- _PROVIDED INFORMATION_
★ ★ ★

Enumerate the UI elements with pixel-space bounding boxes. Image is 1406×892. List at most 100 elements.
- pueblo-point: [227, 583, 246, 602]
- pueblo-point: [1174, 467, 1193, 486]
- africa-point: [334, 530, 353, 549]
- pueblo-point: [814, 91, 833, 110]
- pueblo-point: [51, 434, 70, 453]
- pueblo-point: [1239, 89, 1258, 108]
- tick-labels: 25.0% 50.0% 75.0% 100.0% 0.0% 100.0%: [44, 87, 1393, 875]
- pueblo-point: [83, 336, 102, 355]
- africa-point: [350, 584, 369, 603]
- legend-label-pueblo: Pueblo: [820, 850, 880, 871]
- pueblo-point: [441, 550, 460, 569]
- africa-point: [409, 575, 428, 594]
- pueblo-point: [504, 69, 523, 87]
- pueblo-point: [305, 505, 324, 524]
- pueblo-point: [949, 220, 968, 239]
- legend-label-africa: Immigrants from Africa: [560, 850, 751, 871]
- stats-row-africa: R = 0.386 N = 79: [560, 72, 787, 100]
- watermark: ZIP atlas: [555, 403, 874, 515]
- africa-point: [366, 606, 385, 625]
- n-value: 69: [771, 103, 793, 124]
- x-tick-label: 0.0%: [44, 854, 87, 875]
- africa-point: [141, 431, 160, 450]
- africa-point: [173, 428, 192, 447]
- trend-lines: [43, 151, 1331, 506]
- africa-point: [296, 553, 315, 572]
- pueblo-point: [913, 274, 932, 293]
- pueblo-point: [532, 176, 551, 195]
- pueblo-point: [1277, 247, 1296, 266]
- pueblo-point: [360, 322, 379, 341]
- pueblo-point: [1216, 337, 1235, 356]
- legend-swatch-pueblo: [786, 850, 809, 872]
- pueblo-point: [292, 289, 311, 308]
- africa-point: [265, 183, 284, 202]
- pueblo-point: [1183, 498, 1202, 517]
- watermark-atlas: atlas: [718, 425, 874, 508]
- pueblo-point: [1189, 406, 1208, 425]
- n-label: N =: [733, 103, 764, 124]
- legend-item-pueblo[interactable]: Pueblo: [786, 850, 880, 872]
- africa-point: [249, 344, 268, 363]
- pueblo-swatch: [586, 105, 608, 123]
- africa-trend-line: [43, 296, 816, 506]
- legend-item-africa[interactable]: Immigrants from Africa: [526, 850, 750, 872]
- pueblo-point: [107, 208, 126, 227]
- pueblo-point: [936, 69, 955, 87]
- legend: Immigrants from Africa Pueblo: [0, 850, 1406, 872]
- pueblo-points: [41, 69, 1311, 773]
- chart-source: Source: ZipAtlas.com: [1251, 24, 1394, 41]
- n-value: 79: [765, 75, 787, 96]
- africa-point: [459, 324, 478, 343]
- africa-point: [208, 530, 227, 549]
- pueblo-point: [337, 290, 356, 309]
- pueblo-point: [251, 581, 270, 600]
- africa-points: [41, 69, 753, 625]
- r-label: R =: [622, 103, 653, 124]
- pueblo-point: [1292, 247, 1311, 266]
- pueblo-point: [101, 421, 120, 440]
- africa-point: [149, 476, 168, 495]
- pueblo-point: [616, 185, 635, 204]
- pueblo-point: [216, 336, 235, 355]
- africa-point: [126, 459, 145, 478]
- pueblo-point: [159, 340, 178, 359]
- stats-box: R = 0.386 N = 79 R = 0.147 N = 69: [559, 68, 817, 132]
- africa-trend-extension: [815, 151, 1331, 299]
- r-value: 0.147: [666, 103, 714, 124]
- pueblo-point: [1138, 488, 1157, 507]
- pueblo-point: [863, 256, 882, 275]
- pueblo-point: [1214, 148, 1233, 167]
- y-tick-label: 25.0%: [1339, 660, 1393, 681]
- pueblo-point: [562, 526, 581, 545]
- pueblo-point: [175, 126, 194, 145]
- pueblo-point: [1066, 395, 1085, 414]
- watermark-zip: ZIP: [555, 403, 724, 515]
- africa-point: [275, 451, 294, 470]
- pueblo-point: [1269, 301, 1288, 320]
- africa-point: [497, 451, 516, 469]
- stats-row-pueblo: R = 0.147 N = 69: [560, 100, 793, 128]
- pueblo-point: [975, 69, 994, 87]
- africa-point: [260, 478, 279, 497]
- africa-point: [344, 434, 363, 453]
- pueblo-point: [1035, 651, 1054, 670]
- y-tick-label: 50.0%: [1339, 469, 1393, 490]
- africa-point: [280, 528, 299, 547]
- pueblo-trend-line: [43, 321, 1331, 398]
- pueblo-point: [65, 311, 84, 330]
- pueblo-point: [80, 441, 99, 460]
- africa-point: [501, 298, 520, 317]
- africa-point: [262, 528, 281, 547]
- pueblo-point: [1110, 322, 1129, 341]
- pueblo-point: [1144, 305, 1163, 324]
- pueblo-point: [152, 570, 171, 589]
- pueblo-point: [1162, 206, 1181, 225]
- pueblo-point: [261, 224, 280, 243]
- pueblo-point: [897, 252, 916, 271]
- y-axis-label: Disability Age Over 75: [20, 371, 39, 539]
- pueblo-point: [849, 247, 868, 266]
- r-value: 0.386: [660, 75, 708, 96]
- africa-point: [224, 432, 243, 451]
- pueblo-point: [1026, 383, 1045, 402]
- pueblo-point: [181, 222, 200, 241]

★ ★ ★

- _TASK OBJECTIVE_
Copy the material word for word, starting from its first line and ending with the line containing "- n-value: 69: [771, 103, 793, 124]", including both ends.

- _EXERCISE RESPONSE_
Enumerate the UI elements with pixel-space bounding boxes. Image is 1406×892. List at most 100 elements.
- pueblo-point: [227, 583, 246, 602]
- pueblo-point: [1174, 467, 1193, 486]
- africa-point: [334, 530, 353, 549]
- pueblo-point: [814, 91, 833, 110]
- pueblo-point: [51, 434, 70, 453]
- pueblo-point: [1239, 89, 1258, 108]
- tick-labels: 25.0% 50.0% 75.0% 100.0% 0.0% 100.0%: [44, 87, 1393, 875]
- pueblo-point: [83, 336, 102, 355]
- africa-point: [350, 584, 369, 603]
- legend-label-pueblo: Pueblo: [820, 850, 880, 871]
- pueblo-point: [441, 550, 460, 569]
- africa-point: [409, 575, 428, 594]
- pueblo-point: [504, 69, 523, 87]
- pueblo-point: [305, 505, 324, 524]
- pueblo-point: [949, 220, 968, 239]
- legend-label-africa: Immigrants from Africa: [560, 850, 751, 871]
- stats-row-africa: R = 0.386 N = 79: [560, 72, 787, 100]
- watermark: ZIP atlas: [555, 403, 874, 515]
- africa-point: [366, 606, 385, 625]
- n-value: 69: [771, 103, 793, 124]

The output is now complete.